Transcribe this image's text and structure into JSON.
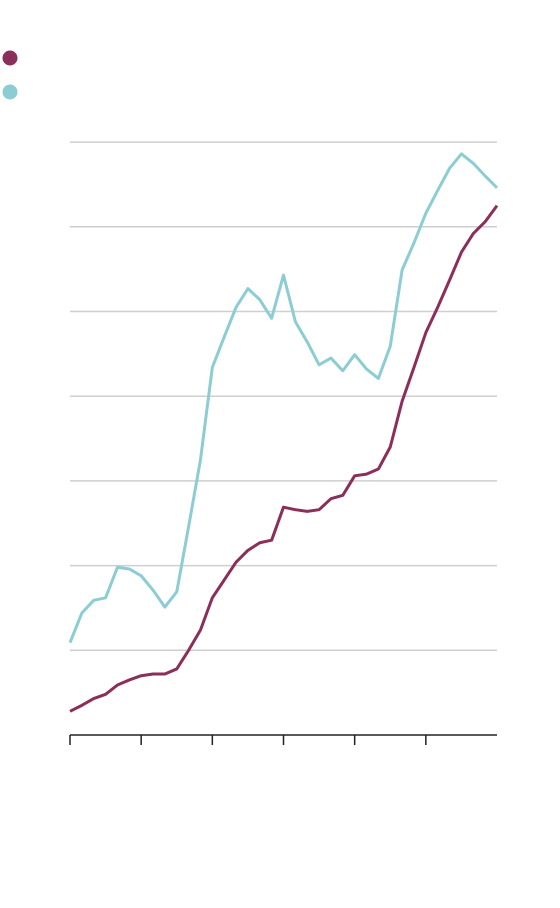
{
  "chart_data": {
    "type": "line",
    "x": [
      0,
      1,
      2,
      3,
      4,
      5,
      6,
      7,
      8,
      9,
      10,
      11,
      12,
      13,
      14,
      15,
      16,
      17,
      18,
      19,
      20,
      21,
      22,
      23,
      24,
      25,
      26,
      27,
      28,
      29,
      30,
      31,
      32,
      33,
      34,
      35,
      36
    ],
    "series": [
      {
        "color": "#8b2e5a",
        "values": [
          0.28,
          0.35,
          0.43,
          0.48,
          0.59,
          0.65,
          0.7,
          0.72,
          0.72,
          0.78,
          1.0,
          1.24,
          1.62,
          1.83,
          2.04,
          2.18,
          2.27,
          2.3,
          2.69,
          2.66,
          2.64,
          2.66,
          2.79,
          2.83,
          3.06,
          3.08,
          3.14,
          3.4,
          3.94,
          4.34,
          4.75,
          5.05,
          5.37,
          5.7,
          5.92,
          6.06,
          6.25
        ]
      },
      {
        "color": "#8ccdd3",
        "values": [
          1.09,
          1.44,
          1.59,
          1.62,
          1.98,
          1.96,
          1.88,
          1.71,
          1.51,
          1.69,
          2.46,
          3.25,
          4.34,
          4.7,
          5.05,
          5.27,
          5.14,
          4.92,
          5.43,
          4.88,
          4.64,
          4.37,
          4.45,
          4.3,
          4.49,
          4.32,
          4.21,
          4.59,
          5.49,
          5.81,
          6.16,
          6.43,
          6.69,
          6.86,
          6.75,
          6.6,
          6.46
        ]
      }
    ],
    "xlim": [
      0,
      36
    ],
    "xticks": [
      0,
      6,
      12,
      18,
      24,
      30
    ],
    "ylim": [
      0,
      7
    ],
    "yticks": [
      1,
      2,
      3,
      4,
      5,
      6,
      7
    ],
    "grid": true
  }
}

---+---

## [AIM]
Retype each entry precisely. Skip images entirely.

## [RESPONSE TO THE TASK]
Transcribe this image's text and structure into JSON.
{
  "chart_data": {
    "type": "line",
    "x": [
      0,
      1,
      2,
      3,
      4,
      5,
      6,
      7,
      8,
      9,
      10,
      11,
      12,
      13,
      14,
      15,
      16,
      17,
      18,
      19,
      20,
      21,
      22,
      23,
      24,
      25,
      26,
      27,
      28,
      29,
      30,
      31,
      32,
      33,
      34,
      35,
      36
    ],
    "series": [
      {
        "color": "#8b2e5a",
        "values": [
          0.28,
          0.35,
          0.43,
          0.48,
          0.59,
          0.65,
          0.7,
          0.72,
          0.72,
          0.78,
          1.0,
          1.24,
          1.62,
          1.83,
          2.04,
          2.18,
          2.27,
          2.3,
          2.69,
          2.66,
          2.64,
          2.66,
          2.79,
          2.83,
          3.06,
          3.08,
          3.14,
          3.4,
          3.94,
          4.34,
          4.75,
          5.05,
          5.37,
          5.7,
          5.92,
          6.06,
          6.25
        ]
      },
      {
        "color": "#8ccdd3",
        "values": [
          1.09,
          1.44,
          1.59,
          1.62,
          1.98,
          1.96,
          1.88,
          1.71,
          1.51,
          1.69,
          2.46,
          3.25,
          4.34,
          4.7,
          5.05,
          5.27,
          5.14,
          4.92,
          5.43,
          4.88,
          4.64,
          4.37,
          4.45,
          4.3,
          4.49,
          4.32,
          4.21,
          4.59,
          5.49,
          5.81,
          6.16,
          6.43,
          6.69,
          6.86,
          6.75,
          6.6,
          6.46
        ]
      }
    ],
    "xlim": [
      0,
      36
    ],
    "xticks": [
      0,
      6,
      12,
      18,
      24,
      30
    ],
    "ylim": [
      0,
      7
    ],
    "yticks": [
      1,
      2,
      3,
      4,
      5,
      6,
      7
    ],
    "grid": true
  }
}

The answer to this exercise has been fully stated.